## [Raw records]
◇ ◇ ◇ ◇ ◇
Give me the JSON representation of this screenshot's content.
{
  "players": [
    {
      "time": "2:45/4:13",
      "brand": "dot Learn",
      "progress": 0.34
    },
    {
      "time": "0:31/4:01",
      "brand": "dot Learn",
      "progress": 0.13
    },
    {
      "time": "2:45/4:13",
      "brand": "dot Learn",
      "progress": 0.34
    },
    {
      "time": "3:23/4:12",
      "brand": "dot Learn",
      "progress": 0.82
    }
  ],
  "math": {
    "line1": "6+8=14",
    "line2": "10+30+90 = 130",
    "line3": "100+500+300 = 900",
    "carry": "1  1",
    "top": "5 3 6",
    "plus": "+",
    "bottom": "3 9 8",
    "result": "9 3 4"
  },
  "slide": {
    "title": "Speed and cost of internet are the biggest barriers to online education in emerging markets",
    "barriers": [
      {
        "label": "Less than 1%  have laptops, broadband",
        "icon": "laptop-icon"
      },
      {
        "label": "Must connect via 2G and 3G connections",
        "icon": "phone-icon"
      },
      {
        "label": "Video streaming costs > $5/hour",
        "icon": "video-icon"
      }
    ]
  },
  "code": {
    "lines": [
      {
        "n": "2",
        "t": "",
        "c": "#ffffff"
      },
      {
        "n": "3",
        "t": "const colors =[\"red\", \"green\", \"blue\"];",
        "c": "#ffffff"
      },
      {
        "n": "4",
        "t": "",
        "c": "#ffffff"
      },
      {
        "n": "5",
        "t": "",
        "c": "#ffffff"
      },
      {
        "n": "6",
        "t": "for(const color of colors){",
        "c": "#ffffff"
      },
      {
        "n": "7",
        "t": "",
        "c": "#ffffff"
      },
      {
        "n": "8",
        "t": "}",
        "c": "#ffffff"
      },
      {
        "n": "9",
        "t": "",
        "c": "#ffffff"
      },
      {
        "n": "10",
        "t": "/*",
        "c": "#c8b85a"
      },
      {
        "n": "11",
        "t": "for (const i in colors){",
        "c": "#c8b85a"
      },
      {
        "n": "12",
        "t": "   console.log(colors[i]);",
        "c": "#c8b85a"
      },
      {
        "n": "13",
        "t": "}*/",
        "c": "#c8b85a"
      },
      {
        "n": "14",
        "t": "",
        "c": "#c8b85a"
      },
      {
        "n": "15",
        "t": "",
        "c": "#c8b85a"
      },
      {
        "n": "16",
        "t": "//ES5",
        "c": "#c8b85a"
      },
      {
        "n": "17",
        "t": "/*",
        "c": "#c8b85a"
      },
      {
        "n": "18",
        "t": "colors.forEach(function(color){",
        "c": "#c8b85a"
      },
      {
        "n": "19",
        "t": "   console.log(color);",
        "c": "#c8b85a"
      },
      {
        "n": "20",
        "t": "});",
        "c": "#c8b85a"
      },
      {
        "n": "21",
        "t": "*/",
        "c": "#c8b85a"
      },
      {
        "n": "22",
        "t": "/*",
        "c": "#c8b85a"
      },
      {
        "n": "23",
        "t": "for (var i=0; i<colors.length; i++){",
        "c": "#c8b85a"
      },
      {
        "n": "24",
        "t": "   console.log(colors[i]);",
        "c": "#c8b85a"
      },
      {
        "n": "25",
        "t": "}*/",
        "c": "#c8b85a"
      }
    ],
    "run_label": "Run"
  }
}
◇ ◇ ◇ ◇ ◇
## [Written instruction]
Extract all lines from the data in which "barriers" is found.

## [In response]
    "title": "Speed and cost of internet are the biggest barriers to online education in emerging markets",
    "barriers": [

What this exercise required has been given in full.